Extracted records

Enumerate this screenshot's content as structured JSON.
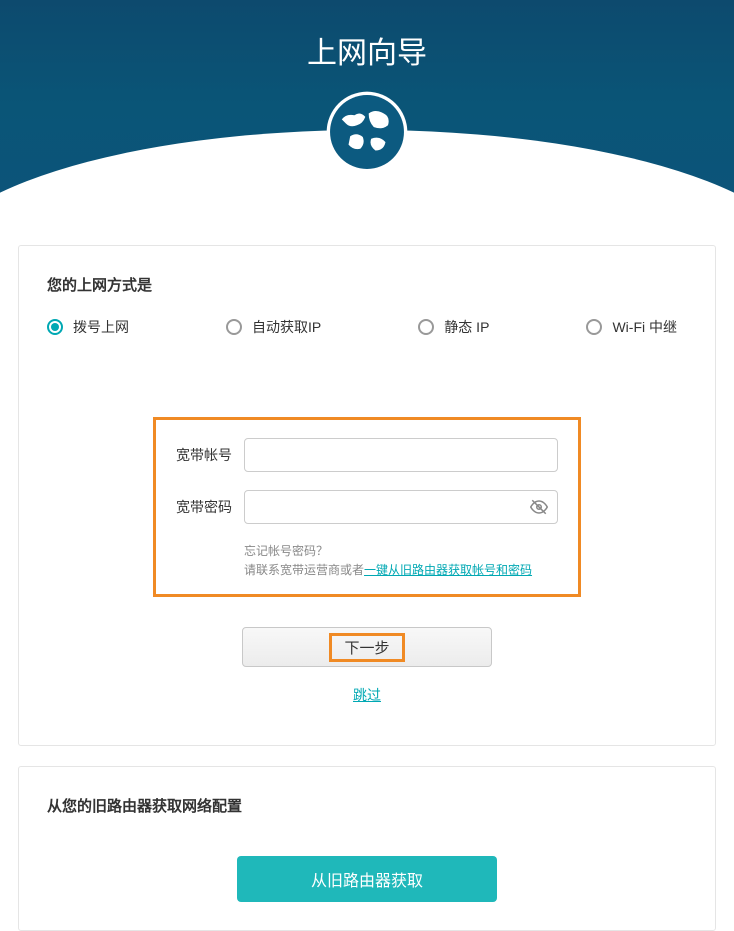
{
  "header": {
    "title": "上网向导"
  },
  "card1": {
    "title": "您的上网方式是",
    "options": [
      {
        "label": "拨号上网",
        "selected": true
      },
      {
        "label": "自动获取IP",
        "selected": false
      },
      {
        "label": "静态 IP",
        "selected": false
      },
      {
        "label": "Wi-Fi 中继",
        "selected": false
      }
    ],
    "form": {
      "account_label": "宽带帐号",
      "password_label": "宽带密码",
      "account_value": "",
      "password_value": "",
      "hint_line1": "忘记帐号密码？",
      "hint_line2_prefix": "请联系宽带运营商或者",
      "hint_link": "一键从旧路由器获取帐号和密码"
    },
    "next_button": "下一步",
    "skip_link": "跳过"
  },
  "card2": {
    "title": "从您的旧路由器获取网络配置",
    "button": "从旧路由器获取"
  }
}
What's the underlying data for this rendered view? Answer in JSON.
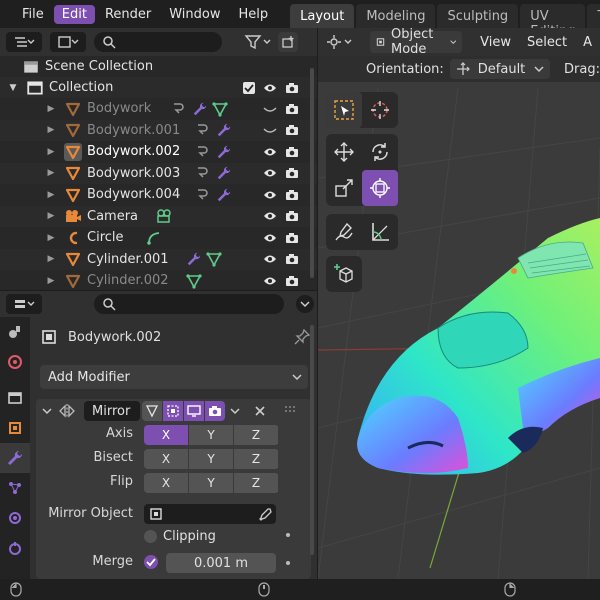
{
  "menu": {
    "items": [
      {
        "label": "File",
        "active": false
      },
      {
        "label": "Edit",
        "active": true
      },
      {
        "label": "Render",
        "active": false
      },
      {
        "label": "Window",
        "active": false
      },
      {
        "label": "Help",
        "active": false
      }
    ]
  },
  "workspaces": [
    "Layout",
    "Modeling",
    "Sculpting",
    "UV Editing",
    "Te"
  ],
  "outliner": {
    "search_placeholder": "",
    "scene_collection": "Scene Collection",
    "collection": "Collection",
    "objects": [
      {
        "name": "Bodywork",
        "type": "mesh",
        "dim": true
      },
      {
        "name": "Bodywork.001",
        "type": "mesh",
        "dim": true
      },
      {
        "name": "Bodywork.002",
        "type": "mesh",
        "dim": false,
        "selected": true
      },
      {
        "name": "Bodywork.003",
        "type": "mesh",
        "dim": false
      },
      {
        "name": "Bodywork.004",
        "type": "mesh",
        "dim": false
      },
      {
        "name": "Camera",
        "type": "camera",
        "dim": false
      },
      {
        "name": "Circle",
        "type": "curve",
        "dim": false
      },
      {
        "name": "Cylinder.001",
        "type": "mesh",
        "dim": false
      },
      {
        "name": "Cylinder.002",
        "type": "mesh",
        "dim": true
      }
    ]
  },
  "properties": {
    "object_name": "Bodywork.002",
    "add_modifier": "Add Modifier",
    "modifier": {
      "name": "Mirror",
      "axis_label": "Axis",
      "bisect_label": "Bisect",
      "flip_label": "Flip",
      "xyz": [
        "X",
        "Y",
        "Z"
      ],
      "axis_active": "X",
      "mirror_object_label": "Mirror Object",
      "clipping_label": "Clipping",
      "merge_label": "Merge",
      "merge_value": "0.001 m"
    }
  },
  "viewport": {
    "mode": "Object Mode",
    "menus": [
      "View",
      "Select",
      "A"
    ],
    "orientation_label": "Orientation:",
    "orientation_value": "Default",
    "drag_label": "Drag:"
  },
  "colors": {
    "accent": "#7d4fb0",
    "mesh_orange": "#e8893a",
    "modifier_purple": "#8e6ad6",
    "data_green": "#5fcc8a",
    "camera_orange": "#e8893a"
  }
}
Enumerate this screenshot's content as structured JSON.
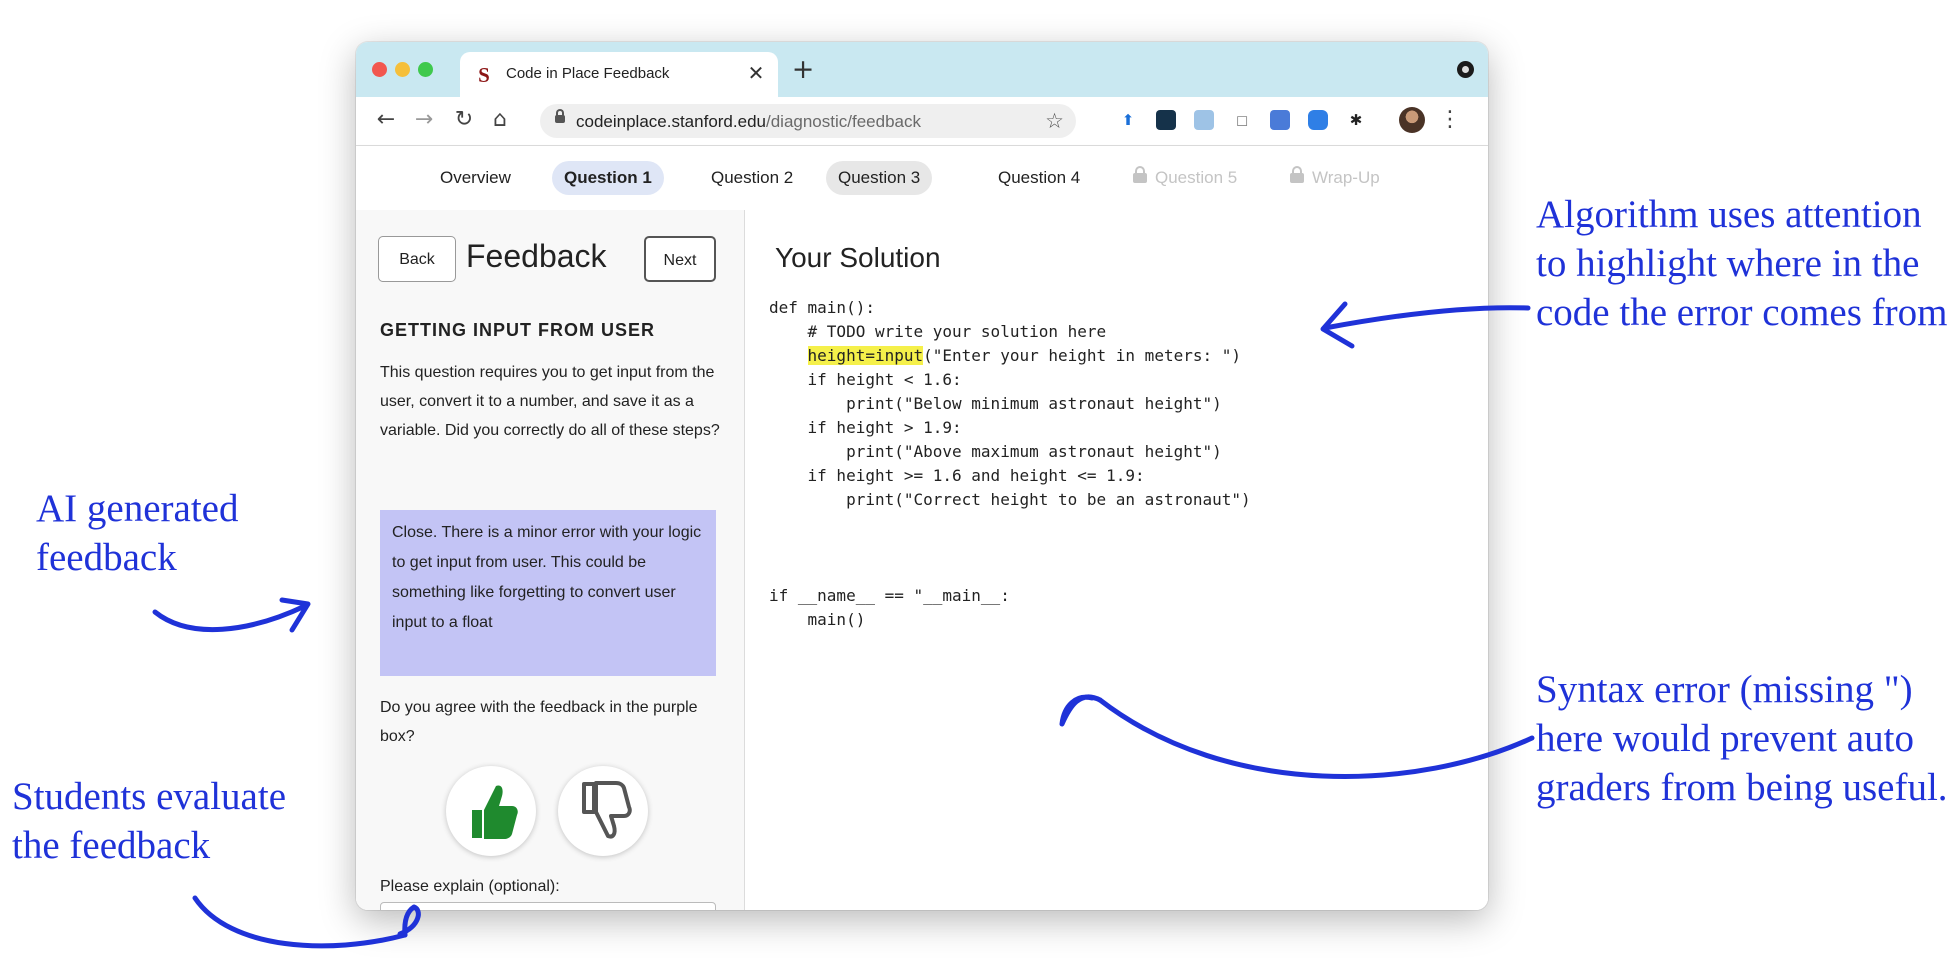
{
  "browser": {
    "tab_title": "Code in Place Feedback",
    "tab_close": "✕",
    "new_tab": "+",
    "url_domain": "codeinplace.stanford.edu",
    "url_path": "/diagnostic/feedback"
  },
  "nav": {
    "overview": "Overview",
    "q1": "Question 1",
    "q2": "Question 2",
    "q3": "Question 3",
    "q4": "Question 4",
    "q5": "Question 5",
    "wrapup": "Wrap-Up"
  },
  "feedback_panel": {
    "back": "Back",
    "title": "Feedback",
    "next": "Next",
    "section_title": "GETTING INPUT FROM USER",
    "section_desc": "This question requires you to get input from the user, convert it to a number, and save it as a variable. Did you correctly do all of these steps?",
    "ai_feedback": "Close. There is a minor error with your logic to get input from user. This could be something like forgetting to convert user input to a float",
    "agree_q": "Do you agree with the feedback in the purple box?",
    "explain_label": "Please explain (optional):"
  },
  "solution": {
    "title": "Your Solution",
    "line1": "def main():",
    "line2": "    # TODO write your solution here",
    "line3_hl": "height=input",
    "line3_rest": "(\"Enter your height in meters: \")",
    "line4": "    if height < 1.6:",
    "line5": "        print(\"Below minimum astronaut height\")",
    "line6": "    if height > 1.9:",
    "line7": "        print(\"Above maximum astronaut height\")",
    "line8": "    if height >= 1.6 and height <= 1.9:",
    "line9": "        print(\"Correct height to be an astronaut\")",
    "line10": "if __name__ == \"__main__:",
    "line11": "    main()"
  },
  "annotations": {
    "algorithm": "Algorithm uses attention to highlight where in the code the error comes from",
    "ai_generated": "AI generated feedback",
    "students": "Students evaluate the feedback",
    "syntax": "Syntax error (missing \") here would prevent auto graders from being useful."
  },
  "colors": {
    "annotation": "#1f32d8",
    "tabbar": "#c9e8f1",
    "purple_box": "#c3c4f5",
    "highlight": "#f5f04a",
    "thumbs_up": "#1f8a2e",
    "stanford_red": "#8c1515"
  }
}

### [Task requirements]
Wherever the string "convert" appears in the entries above, list that line.

### [Answer to the problem]
    "section_desc": "This question requires you to get input from the user, convert it to a number, and save it as a variable. Did you correctly do all of these steps?",
    "ai_feedback": "Close. There is a minor error with your logic to get input from user. This could be something like forgetting to convert user input to a float",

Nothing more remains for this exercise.